A good visualization also helps students connect code to visible behavior.

Key Facts

  • Bubble sort repeatedly compares neighbors and swaps them if they are out of order.
  • Insertion sort builds a sorted section by inserting each new item into the correct place.
  • Merge sort splits the list into smaller lists, sorts them, then merges them back together.
  • Quick sort chooses a pivot, partitions the list around it, then sorts the smaller parts.
  • Bubble sort worst-case time: O(n^2); merge sort worst-case time: O(n log n).
  • A useful dashboard can track comparisons, swaps, array state, and elapsed steps.

Vocabulary

Algorithm
An algorithm is a clear step-by-step procedure for solving a problem.
Comparison
A comparison is a check between two values to decide their order.
Swap
A swap is an action that exchanges the positions of two items in a list.
Big-O notation
Big-O notation describes how an algorithm's running time or memory use grows as the input size increases.
Pivot
A pivot is the selected value in quick sort used to divide the list into smaller and larger values.

Common Mistakes to Avoid

  • Counting only swaps and ignoring comparisons is wrong because many algorithms spend most of their work comparing values before moving anything.
  • Assuming the fastest algorithm is always the best is wrong because small lists, nearly sorted lists, and memory limits can change which method is most practical.
  • Animating bars without showing the current compared items is confusing because viewers need to see exactly which values the algorithm is checking at each step.
  • Using Big-O as an exact step count is wrong because Big-O describes growth rate, not the precise number of operations for one specific input.

Practice Questions

  1. 1 For the list [8, 3, 6, 1], perform one full pass of bubble sort from left to right. What is the list after the pass, and how many comparisons are made?
  2. 2 An insertion sort visualization has sorted the first three values as [2, 5, 8], then reads the next value 3. What is the new sorted section after inserting 3, and how many shifts are needed?
  3. 3 A class is choosing between bubble sort, merge sort, and quick sort for a visualization of 200 random numbers. Explain which algorithm would likely finish faster than bubble sort and why using Big-O reasoning.
______________________________
**PROMPT A:** List the terms defined in the Vocabulary section of the text on sorting algorithms above.
______________________________
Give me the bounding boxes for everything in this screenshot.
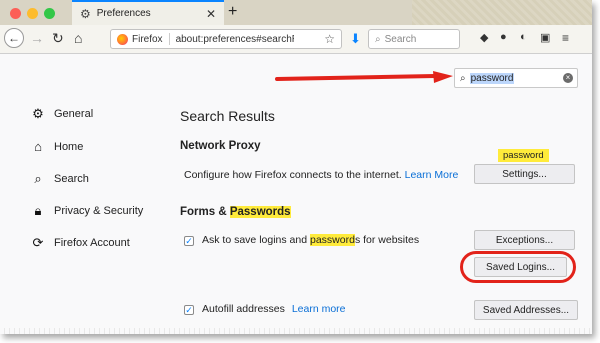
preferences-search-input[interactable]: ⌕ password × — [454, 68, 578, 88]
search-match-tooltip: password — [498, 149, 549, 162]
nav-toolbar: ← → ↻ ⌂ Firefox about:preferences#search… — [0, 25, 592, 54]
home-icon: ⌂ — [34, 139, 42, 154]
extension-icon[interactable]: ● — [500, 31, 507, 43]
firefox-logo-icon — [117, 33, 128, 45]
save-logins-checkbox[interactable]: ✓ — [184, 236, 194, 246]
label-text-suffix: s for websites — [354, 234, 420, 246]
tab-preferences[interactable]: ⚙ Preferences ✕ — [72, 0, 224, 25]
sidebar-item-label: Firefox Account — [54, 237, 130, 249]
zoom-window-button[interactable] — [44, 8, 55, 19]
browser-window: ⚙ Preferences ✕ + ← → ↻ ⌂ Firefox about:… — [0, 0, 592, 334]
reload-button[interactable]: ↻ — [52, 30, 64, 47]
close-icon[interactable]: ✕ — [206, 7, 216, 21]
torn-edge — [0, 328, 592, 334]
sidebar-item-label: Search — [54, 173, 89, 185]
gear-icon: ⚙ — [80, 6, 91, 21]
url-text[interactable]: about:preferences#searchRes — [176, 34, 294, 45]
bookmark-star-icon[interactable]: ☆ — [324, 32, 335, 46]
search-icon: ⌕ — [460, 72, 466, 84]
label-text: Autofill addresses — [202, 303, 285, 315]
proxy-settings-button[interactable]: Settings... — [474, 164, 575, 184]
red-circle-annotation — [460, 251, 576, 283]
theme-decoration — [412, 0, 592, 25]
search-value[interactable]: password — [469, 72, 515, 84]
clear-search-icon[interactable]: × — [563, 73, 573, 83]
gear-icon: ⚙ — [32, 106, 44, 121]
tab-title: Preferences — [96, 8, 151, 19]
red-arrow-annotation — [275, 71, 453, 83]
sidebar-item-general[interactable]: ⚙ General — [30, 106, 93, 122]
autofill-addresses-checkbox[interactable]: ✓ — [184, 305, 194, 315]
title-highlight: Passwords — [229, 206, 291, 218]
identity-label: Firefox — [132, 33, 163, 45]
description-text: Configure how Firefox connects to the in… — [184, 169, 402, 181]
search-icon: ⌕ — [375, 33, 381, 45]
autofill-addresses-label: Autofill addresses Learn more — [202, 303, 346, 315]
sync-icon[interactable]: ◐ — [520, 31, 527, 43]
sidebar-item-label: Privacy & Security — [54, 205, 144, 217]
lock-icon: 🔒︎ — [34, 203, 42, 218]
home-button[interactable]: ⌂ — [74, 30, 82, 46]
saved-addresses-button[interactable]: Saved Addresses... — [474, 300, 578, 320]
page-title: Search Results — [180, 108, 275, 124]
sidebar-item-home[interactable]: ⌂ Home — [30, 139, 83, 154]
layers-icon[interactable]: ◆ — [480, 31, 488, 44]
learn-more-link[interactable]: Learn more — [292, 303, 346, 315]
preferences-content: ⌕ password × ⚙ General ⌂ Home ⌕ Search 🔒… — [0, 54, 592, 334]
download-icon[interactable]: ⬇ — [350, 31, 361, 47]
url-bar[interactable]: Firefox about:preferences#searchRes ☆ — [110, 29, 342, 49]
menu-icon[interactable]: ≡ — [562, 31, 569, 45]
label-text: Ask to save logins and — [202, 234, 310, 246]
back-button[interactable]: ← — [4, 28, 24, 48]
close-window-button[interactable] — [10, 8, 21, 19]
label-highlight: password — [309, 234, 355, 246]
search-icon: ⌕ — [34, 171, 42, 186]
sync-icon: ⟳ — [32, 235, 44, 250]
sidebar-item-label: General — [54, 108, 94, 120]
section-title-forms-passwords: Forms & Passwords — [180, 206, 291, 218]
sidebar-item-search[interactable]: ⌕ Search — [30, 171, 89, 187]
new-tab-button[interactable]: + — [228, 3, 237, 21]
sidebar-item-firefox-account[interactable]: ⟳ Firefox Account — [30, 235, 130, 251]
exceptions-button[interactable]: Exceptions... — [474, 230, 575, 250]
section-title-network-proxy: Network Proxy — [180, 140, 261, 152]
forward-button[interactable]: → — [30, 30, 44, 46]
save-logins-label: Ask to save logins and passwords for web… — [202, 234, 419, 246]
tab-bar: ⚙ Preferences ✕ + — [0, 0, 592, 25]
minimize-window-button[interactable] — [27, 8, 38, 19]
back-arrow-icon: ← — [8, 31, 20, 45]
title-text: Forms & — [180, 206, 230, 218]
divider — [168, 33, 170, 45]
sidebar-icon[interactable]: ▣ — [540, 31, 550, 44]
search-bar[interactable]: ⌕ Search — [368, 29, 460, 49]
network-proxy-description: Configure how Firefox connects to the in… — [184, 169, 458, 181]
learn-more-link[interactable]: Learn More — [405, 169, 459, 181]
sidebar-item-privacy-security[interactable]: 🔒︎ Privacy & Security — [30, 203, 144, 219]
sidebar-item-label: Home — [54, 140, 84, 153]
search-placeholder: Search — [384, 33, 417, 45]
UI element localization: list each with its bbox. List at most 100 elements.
______________________________
**PROMPT B:** Collect every line in the entries above that contains the string "about". Case counts.

**CORRECT RESPONSE A:** Algorithm, Comparison, Swap, Big-O notation, Pivot

**CORRECT RESPONSE B:**
nav-toolbar: ← → ↻ ⌂ Firefox about:preferences#search… — [0, 25, 592, 54]
browser-window: ⚙ Preferences ✕ + ← → ↻ ⌂ Firefox about:… — [0, 0, 592, 334]
url-text[interactable]: about:preferences#searchRes — [176, 34, 294, 45]
url-bar[interactable]: Firefox about:preferences#searchRes ☆ — [110, 29, 342, 49]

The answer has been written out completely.